Return all lines in the material below that contain "ANSWERS".

+===+

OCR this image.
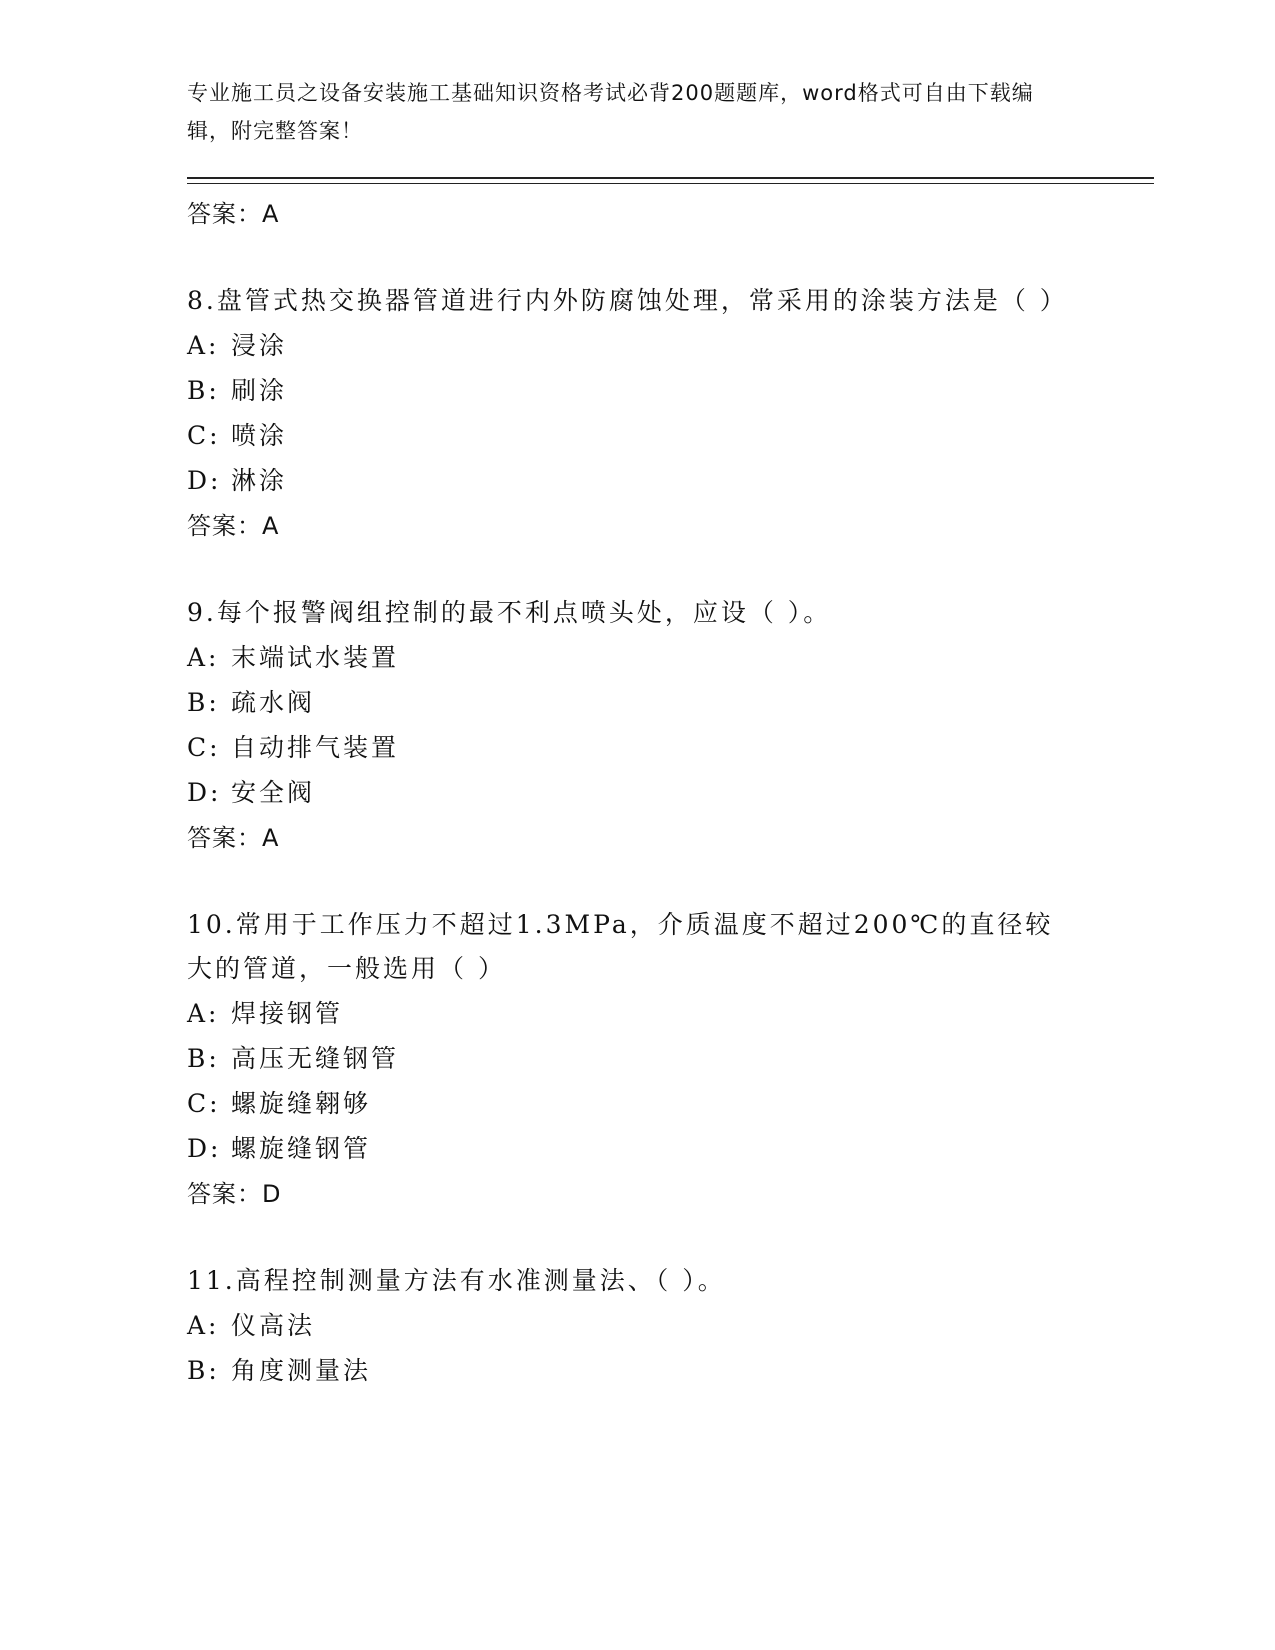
专业施工员之设备安装施工基础知识资格考试必背200题题库，word格式可自由下载编辑，附完整答案！
答案：A
8.盘管式热交换器管道进行内外防腐蚀处理，常采用的涂装方法是（ ）
A: 浸涂
B: 刷涂
C: 喷涂
D: 淋涂
答案：A
9.每个报警阀组控制的最不利点喷头处，应设（ ）。
A: 末端试水装置
B: 疏水阀
C: 自动排气装置
D: 安全阀
答案：A
10.常用于工作压力不超过1.3MPa，介质温度不超过200℃的直径较大的管道，一般选用（ ）
A: 焊接钢管
B: 高压无缝钢管
C: 螺旋缝翱够
D: 螺旋缝钢管
答案：D
11.高程控制测量方法有水准测量法、（ ）。
A: 仪高法
B: 角度测量法
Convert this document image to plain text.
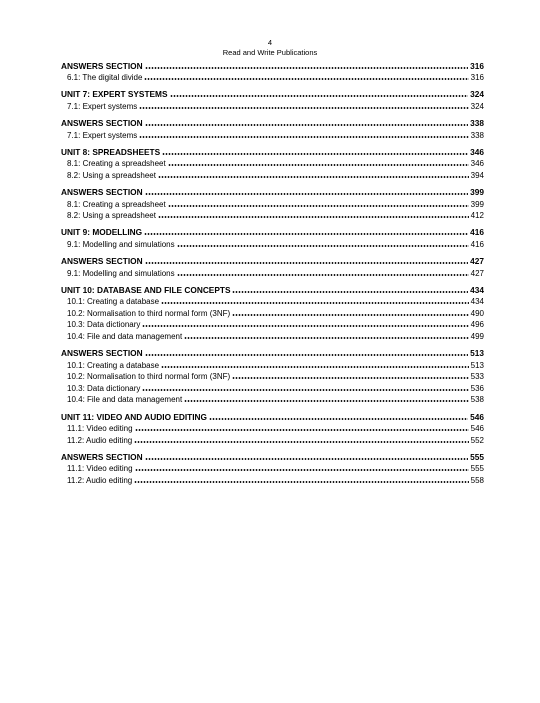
4
Read and Write Publications
ANSWERS SECTION	316
6.1: The digital divide	316
UNIT 7: EXPERT SYSTEMS	324
7.1: Expert systems	324
ANSWERS SECTION	338
7.1: Expert systems	338
UNIT 8: SPREADSHEETS	346
8.1: Creating a spreadsheet	346
8.2: Using a spreadsheet	394
ANSWERS SECTION	399
8.1: Creating a spreadsheet	399
8.2: Using a spreadsheet	412
UNIT 9: MODELLING	416
9.1: Modelling and simulations	416
ANSWERS SECTION	427
9.1: Modelling and simulations	427
UNIT 10: DATABASE AND FILE CONCEPTS	434
10.1: Creating a database	434
10.2: Normalisation to third normal form (3NF)	490
10.3: Data dictionary	496
10.4: File and data management	499
ANSWERS SECTION	513
10.1: Creating a database	513
10.2: Normalisation to third normal form (3NF)	533
10.3: Data dictionary	536
10.4: File and data management	538
UNIT 11: VIDEO AND AUDIO EDITING	546
11.1: Video editing	546
11.2: Audio editing	552
ANSWERS SECTION	555
11.1: Video editing	555
11.2: Audio editing	558
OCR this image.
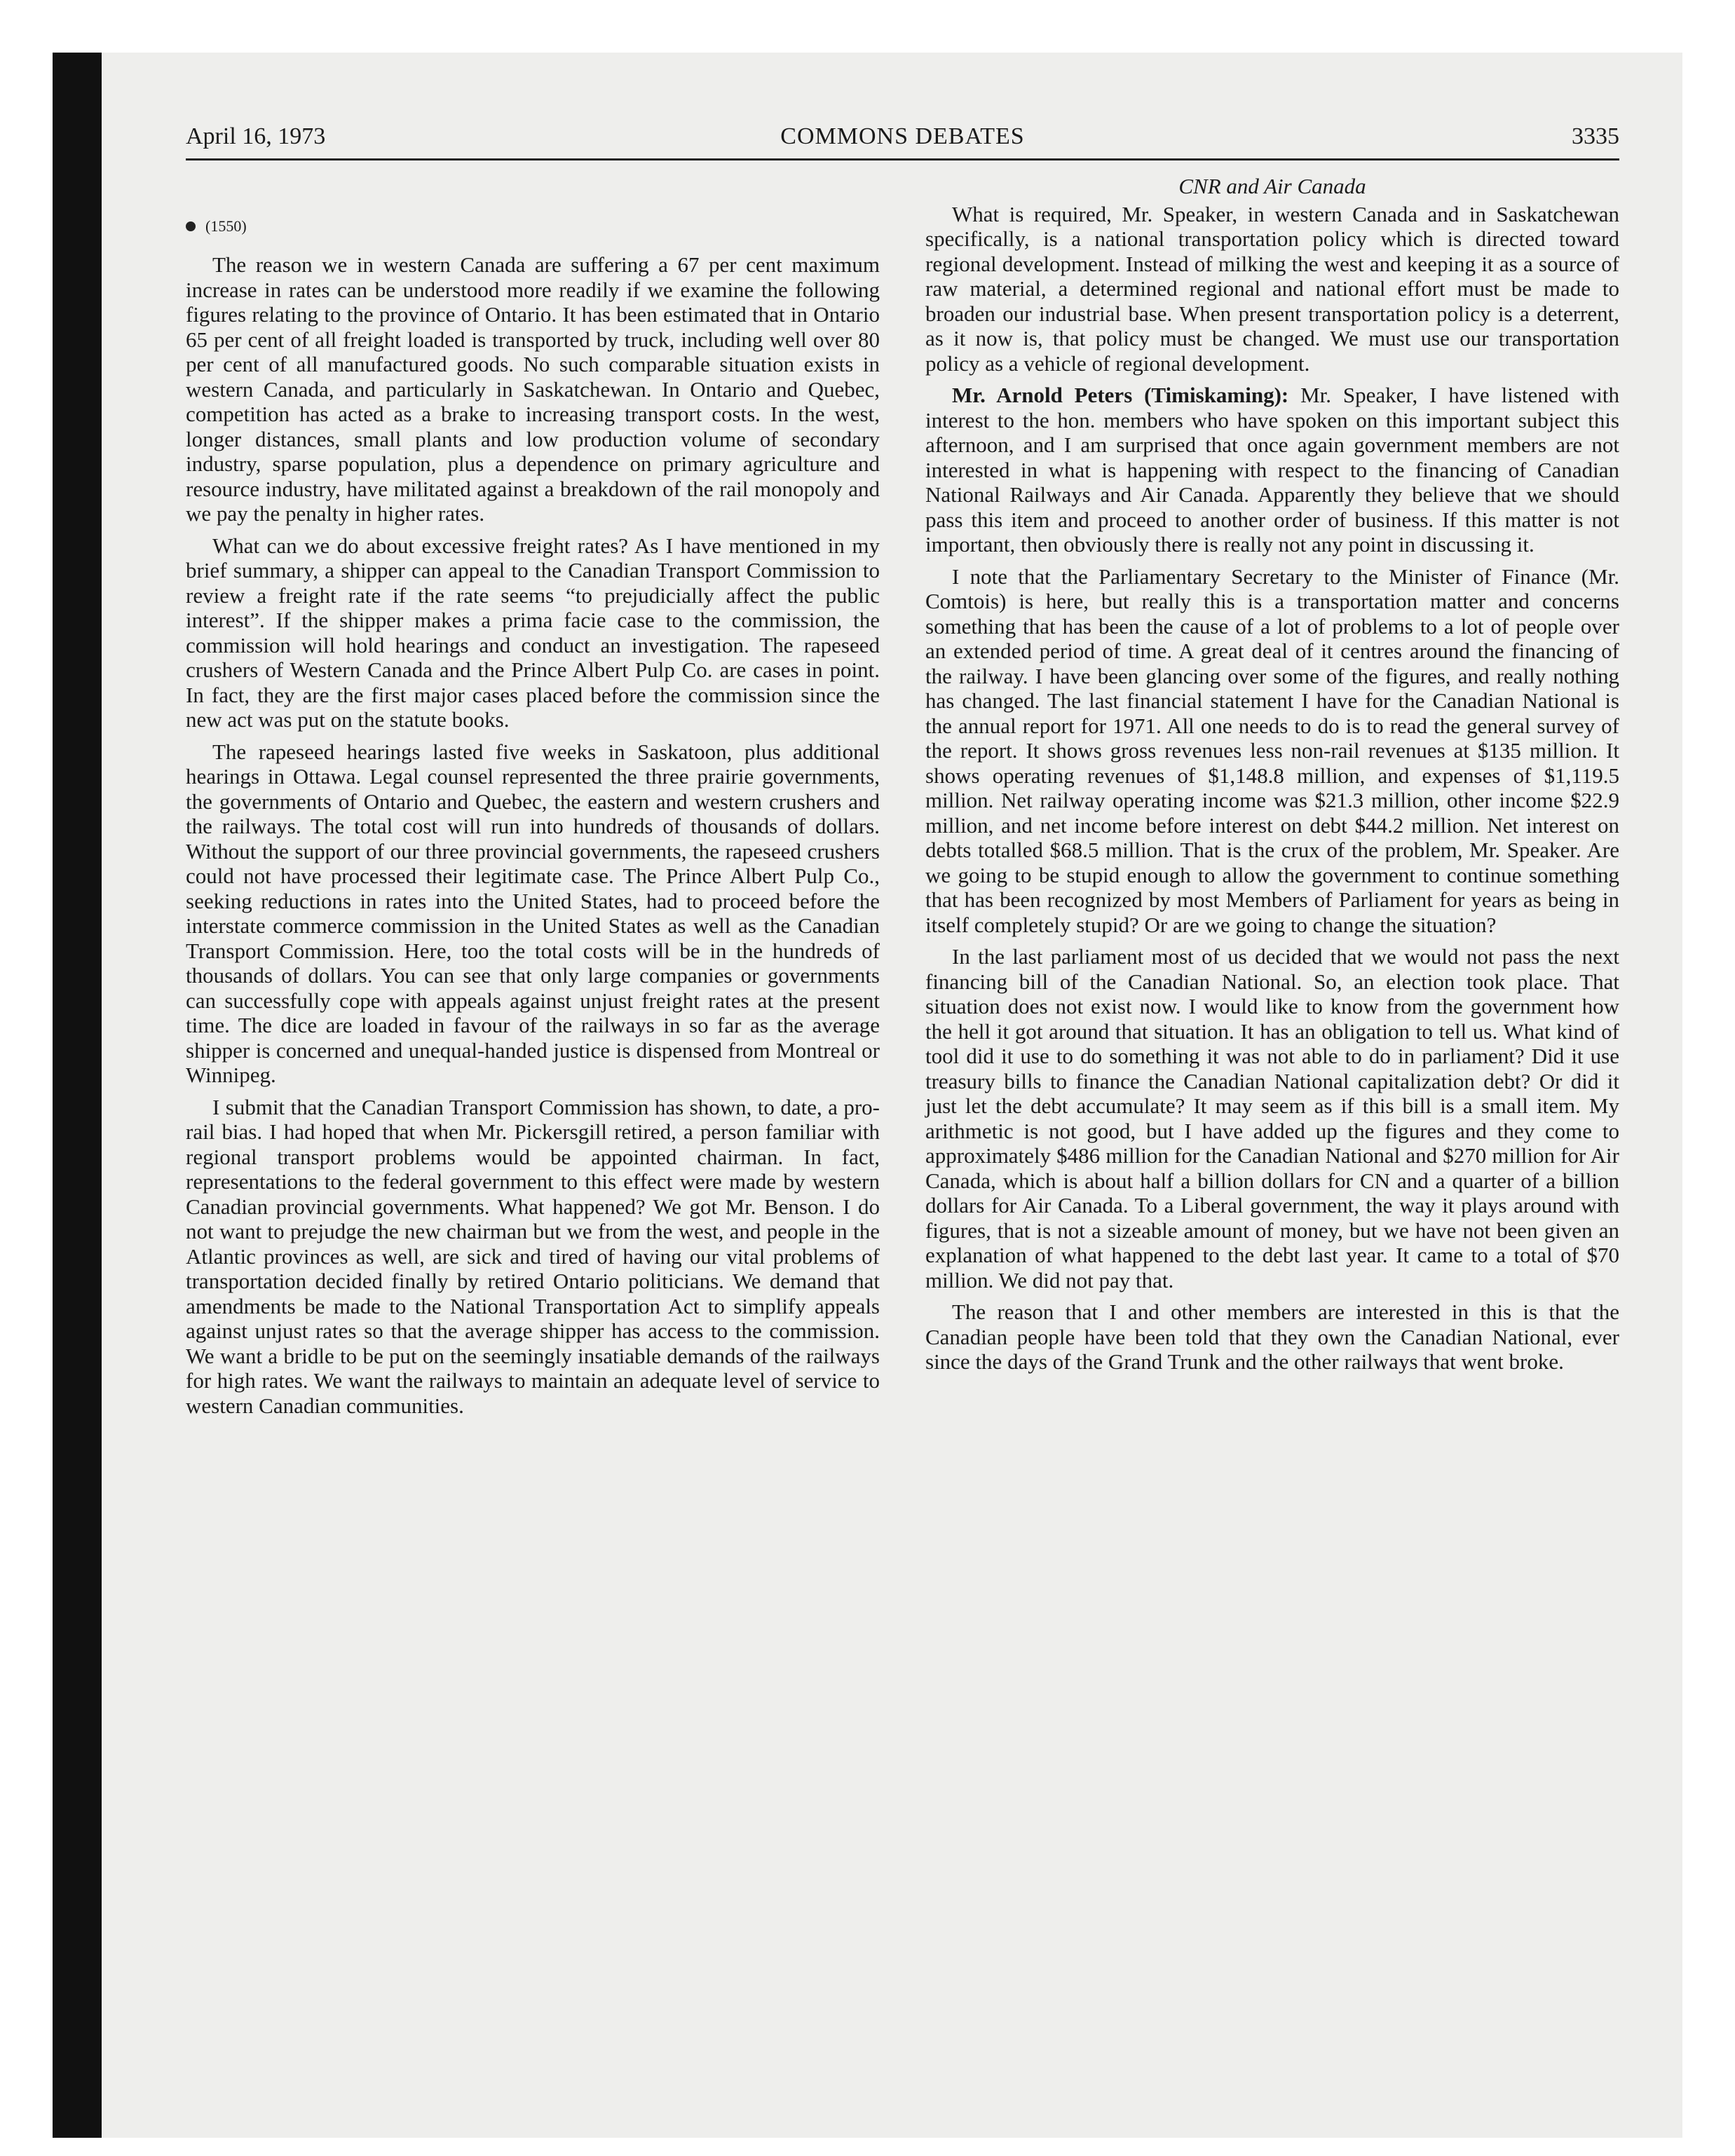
April 16, 1973	COMMONS DEBATES	3335
(1550)

The reason we in western Canada are suffering a 67 per cent maximum increase in rates can be understood more readily if we examine the following figures relating to the province of Ontario. It has been estimated that in Ontario 65 per cent of all freight loaded is transported by truck, including well over 80 per cent of all manufactured goods. No such comparable situation exists in western Canada, and particularly in Saskatchewan. In Ontario and Quebec, competition has acted as a brake to increasing transport costs. In the west, longer distances, small plants and low production volume of secondary industry, sparse population, plus a dependence on primary agriculture and resource industry, have militated against a breakdown of the rail monopoly and we pay the penalty in higher rates.

What can we do about excessive freight rates? As I have mentioned in my brief summary, a shipper can appeal to the Canadian Transport Commission to review a freight rate if the rate seems “to prejudicially affect the public interest”. If the shipper makes a prima facie case to the commission, the commission will hold hearings and conduct an investigation. The rapeseed crushers of Western Canada and the Prince Albert Pulp Co. are cases in point. In fact, they are the first major cases placed before the commission since the new act was put on the statute books.

The rapeseed hearings lasted five weeks in Saskatoon, plus additional hearings in Ottawa. Legal counsel represented the three prairie governments, the governments of Ontario and Quebec, the eastern and western crushers and the railways. The total cost will run into hundreds of thousands of dollars. Without the support of our three provincial governments, the rapeseed crushers could not have processed their legitimate case. The Prince Albert Pulp Co., seeking reductions in rates into the United States, had to proceed before the interstate commerce commission in the United States as well as the Canadian Transport Commission. Here, too the total costs will be in the hundreds of thousands of dollars. You can see that only large companies or governments can successfully cope with appeals against unjust freight rates at the present time. The dice are loaded in favour of the railways in so far as the average shipper is concerned and unequal-handed justice is dispensed from Montreal or Winnipeg.

I submit that the Canadian Transport Commission has shown, to date, a pro-rail bias. I had hoped that when Mr. Pickersgill retired, a person familiar with regional transport problems would be appointed chairman. In fact, representations to the federal government to this effect were made by western Canadian provincial governments. What happened? We got Mr. Benson. I do not want to prejudge the new chairman but we from the west, and people in the Atlantic provinces as well, are sick and tired of having our vital problems of transportation decided finally by retired Ontario politicians. We demand that amendments be made to the National Transportation Act to simplify appeals against unjust rates so that the average shipper has access to the commission. We want a bridle to be put on the seemingly insatiable demands of the railways for high rates. We want the railways to maintain an adequate level of service to western Canadian communities.

CNR and Air Canada

What is required, Mr. Speaker, in western Canada and in Saskatchewan specifically, is a national transportation policy which is directed toward regional development. Instead of milking the west and keeping it as a source of raw material, a determined regional and national effort must be made to broaden our industrial base. When present transportation policy is a deterrent, as it now is, that policy must be changed. We must use our transportation policy as a vehicle of regional development.

Mr. Arnold Peters (Timiskaming): Mr. Speaker, I have listened with interest to the hon. members who have spoken on this important subject this afternoon, and I am surprised that once again government members are not interested in what is happening with respect to the financing of Canadian National Railways and Air Canada. Apparently they believe that we should pass this item and proceed to another order of business. If this matter is not important, then obviously there is really not any point in discussing it.

I note that the Parliamentary Secretary to the Minister of Finance (Mr. Comtois) is here, but really this is a transportation matter and concerns something that has been the cause of a lot of problems to a lot of people over an extended period of time. A great deal of it centres around the financing of the railway. I have been glancing over some of the figures, and really nothing has changed. The last financial statement I have for the Canadian National is the annual report for 1971. All one needs to do is to read the general survey of the report. It shows gross revenues less non-rail revenues at $135 million. It shows operating revenues of $1,148.8 million, and expenses of $1,119.5 million. Net railway operating income was $21.3 million, other income $22.9 million, and net income before interest on debt $44.2 million. Net interest on debts totalled $68.5 million. That is the crux of the problem, Mr. Speaker. Are we going to be stupid enough to allow the government to continue something that has been recognized by most Members of Parliament for years as being in itself completely stupid? Or are we going to change the situation?

In the last parliament most of us decided that we would not pass the next financing bill of the Canadian National. So, an election took place. That situation does not exist now. I would like to know from the government how the hell it got around that situation. It has an obligation to tell us. What kind of tool did it use to do something it was not able to do in parliament? Did it use treasury bills to finance the Canadian National capitalization debt? Or did it just let the debt accumulate? It may seem as if this bill is a small item. My arithmetic is not good, but I have added up the figures and they come to approximately $486 million for the Canadian National and $270 million for Air Canada, which is about half a billion dollars for CN and a quarter of a billion dollars for Air Canada. To a Liberal government, the way it plays around with figures, that is not a sizeable amount of money, but we have not been given an explanation of what happened to the debt last year. It came to a total of $70 million. We did not pay that.

The reason that I and other members are interested in this is that the Canadian people have been told that they own the Canadian National, ever since the days of the Grand Trunk and the other railways that went broke.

+===+

### Solution to the exercise
ANSWERS SECTION	316
ANSWERS SECTION	338
ANSWERS SECTION	399
ANSWERS SECTION	427
ANSWERS SECTION	513
ANSWERS SECTION	555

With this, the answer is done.